Habitantes de Pudahuel y Cerro Navia aseguran que los accesos del parque se han convertido en verdaderos microbasurales, afectando la seguridad, la convivencia y la imagen del sector. Piden mayor fiscalización y la instalación de cámaras con audio disuasivo.
Pudahuel, Santiago de Chile, 10 de diciembre de 2025. Vecinos de los sectores limítrofes entre Pudahuel y Cerro Navia denuncian que gran parte de los accesos al Parque Violeta Parra se han convertido en vertederos improvisados de basura domiciliaria, generando malos olores y un evidente deterioro del entorno. A esto se suma la presencia de personas en situación de calle que residen en rucos instalados al interior del parque.
Pese a los esfuerzos de la Municipalidad de Pudahuel por mantener el lugar, el problema persiste. Residentes señalan que, aunque las cuadrillas de aseo realizan labores periódicas, la acumulación de desechos se repite constantemente, afectando el uso del espacio público y entregando una imagen degradada del parque.
Guillermo, adulto mayor del sector, recuerda que el proceso de recuperación del terreno —que durante años albergó un campamento— fue complejo para las autoridades de la época:
“La gente que ensucia no sabe cuánto costó recuperar ese terreno y luego transformarlo en parque. Antes era una satisfacción venir a pasar la tarde, pero ahora está lleno de basura y rucos. Por seguridad y por el mal aspecto, muchos preferimos no venir. Da indignación ver cómo se está perdiendo este lugar por culpa de unos pocos cochinos”, afirma.
El parque cuenta con tres accesos principales. Uno de ellos se ubica a pocos metros de la escuela particular subvencionada Aconcagua, por calle Lo Castillo, donde —según vecinos— existe un gran cúmulo de desechos domiciliarios. Incluso se ha generado un hoyo en el terreno debido a sucesivas intervenciones con retroexcavadora para retirar la basura. A esto se suma el tránsito diario de niños y niñas que utilizan esa vía para llegar al establecimiento educacional y deben pasar frente al microbasural.
===
- _QUÉ TRABAJAR_:
Prolonga la nota sobre la basura en los accesos del Parque Violeta Parra a partir de su última oración.

- _LÍNEAS PROPORCIONADAS_:
===
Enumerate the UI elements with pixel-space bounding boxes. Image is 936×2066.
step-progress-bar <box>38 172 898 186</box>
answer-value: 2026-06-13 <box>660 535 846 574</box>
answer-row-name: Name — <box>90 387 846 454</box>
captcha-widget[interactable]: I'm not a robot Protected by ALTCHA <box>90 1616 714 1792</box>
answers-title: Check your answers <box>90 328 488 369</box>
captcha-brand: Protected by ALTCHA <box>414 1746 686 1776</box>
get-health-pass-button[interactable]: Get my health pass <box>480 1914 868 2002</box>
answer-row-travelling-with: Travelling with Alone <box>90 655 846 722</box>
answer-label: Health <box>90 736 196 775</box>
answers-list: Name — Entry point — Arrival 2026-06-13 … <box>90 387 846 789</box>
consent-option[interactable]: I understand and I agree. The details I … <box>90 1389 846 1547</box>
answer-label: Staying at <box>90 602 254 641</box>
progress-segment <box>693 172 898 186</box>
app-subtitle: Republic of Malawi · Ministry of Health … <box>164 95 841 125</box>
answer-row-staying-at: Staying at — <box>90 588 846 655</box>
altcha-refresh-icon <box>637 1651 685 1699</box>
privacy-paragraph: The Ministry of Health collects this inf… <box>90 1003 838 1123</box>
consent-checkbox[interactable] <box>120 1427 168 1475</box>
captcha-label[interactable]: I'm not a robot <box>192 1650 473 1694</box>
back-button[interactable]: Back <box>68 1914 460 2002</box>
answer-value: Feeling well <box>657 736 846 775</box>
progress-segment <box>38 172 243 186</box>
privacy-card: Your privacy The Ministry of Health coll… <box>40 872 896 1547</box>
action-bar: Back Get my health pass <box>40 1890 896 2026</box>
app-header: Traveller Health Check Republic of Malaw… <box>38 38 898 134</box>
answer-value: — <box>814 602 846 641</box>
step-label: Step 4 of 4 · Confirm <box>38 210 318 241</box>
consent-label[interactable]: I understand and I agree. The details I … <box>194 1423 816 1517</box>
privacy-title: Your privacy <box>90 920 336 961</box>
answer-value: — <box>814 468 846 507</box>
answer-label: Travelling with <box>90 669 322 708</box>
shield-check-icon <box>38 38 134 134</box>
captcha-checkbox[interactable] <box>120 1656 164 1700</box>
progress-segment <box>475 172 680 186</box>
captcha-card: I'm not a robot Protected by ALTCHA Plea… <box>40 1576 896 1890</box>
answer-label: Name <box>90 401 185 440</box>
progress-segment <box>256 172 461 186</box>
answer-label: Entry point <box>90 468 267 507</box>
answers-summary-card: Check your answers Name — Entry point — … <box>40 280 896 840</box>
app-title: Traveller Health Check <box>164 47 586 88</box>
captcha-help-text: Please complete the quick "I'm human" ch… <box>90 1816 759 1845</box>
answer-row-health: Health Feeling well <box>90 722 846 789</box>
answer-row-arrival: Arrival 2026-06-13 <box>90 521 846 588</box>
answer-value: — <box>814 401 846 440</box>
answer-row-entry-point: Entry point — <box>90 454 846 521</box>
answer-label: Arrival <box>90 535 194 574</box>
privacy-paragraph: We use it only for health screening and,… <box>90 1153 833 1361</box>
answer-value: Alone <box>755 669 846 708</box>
===
- _RESULTADO DEL EJERCICIO_:
Los accesos más críticos están en avenida José Joaquín Pérez (altura 8922) y en calle Lo Castillo, donde la acumulación de basura es permanente. En contraste, el ingreso por Víctor Hugo esquina Potrufquén se mantiene más limpio gracias a la presencia de una plaza con sede social, un recinto deportivo techado y mejor iluminación, factores que facilitan la vigilancia natural del sector por parte de los vecinos.
Algunos residentes sostienen que parte del problema se debe a personas provenientes de Cerro Navia, quienes —afirman— cruzan hacia el parque para botar basura sin control ni sanciones por el acceso de avenida JJ. Pérez.
Ante la persistencia del conflicto, los vecinos proponen que la municipalidad instale cámaras de vigilancia con audio disuasivo, además de registrar en video o fotografía a quienes ensucien el parque para denunciarlos ante el Juzgado de Policía Local y aplicar la multa máxima, que puede alcanzar las 5 UTM.